— start Working data —

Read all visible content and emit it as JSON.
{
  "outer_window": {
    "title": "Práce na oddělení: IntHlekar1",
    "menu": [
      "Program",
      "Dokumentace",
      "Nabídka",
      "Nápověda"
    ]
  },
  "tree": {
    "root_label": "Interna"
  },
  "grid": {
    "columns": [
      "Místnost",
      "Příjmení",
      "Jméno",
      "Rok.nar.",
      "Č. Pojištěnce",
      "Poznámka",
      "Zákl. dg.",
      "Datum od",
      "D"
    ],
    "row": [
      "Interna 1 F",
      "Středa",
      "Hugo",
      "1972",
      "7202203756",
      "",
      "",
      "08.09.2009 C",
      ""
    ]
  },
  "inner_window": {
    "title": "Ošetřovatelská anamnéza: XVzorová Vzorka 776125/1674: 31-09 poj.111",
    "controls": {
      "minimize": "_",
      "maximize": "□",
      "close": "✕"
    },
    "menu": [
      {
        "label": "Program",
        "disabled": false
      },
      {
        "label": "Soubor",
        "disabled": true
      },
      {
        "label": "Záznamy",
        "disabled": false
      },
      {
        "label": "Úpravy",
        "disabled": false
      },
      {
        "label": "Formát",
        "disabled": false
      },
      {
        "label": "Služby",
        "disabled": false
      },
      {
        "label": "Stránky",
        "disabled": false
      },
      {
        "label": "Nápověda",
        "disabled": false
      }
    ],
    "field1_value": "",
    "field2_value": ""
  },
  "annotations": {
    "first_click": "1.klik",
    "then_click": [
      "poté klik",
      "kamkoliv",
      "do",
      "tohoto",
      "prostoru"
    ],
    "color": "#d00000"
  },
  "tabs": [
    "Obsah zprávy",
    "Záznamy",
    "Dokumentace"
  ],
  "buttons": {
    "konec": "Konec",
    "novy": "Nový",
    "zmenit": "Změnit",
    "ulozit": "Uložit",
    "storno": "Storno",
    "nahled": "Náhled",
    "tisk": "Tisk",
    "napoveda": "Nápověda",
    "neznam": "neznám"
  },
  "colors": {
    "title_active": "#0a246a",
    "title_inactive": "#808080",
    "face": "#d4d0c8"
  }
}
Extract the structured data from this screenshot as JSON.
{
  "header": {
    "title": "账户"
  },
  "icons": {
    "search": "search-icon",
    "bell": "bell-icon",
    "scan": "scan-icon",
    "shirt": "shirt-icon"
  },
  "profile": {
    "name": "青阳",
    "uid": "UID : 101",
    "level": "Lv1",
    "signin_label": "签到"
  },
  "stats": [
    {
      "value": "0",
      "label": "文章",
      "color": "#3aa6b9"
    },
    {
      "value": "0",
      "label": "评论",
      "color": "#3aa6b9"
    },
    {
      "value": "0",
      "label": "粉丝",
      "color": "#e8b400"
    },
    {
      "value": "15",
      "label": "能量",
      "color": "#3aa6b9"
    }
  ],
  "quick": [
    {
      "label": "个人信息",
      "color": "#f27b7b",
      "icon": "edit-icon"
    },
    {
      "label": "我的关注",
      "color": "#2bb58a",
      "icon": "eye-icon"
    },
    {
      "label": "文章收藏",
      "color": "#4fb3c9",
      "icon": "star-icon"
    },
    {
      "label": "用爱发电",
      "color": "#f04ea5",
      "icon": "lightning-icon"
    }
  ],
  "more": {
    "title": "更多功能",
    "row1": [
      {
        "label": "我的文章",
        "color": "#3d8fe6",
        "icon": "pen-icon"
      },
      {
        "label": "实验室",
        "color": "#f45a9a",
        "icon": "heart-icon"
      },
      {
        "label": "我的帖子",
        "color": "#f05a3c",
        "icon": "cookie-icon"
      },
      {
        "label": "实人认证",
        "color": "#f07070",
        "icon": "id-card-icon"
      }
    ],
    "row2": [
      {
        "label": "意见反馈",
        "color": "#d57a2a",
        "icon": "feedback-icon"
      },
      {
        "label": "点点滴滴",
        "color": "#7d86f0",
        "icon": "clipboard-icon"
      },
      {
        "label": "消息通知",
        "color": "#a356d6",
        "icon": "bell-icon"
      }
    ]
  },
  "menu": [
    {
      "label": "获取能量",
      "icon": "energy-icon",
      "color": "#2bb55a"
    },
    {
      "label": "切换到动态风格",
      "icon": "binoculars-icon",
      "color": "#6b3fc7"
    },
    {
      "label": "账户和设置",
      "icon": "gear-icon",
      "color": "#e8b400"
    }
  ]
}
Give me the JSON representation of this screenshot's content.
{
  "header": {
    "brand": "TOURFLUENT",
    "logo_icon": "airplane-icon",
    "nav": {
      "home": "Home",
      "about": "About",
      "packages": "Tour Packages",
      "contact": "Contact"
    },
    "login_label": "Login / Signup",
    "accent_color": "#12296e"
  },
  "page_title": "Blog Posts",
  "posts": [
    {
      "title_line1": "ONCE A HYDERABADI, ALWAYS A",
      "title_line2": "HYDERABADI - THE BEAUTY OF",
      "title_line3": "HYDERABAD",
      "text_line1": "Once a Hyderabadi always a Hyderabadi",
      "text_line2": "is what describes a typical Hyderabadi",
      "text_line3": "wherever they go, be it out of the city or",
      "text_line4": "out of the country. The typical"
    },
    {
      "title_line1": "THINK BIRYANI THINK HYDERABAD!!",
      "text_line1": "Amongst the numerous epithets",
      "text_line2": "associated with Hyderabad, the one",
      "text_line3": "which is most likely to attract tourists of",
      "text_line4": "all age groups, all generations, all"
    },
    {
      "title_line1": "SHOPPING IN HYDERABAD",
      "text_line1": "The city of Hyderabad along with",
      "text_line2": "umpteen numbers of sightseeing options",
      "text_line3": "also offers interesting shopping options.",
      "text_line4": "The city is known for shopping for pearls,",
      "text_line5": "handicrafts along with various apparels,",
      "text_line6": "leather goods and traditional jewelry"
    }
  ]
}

— end Working data —

Exercise task: In the records shown above, how many lines include the word "this"? Answer with the number only.

Problem solution: 2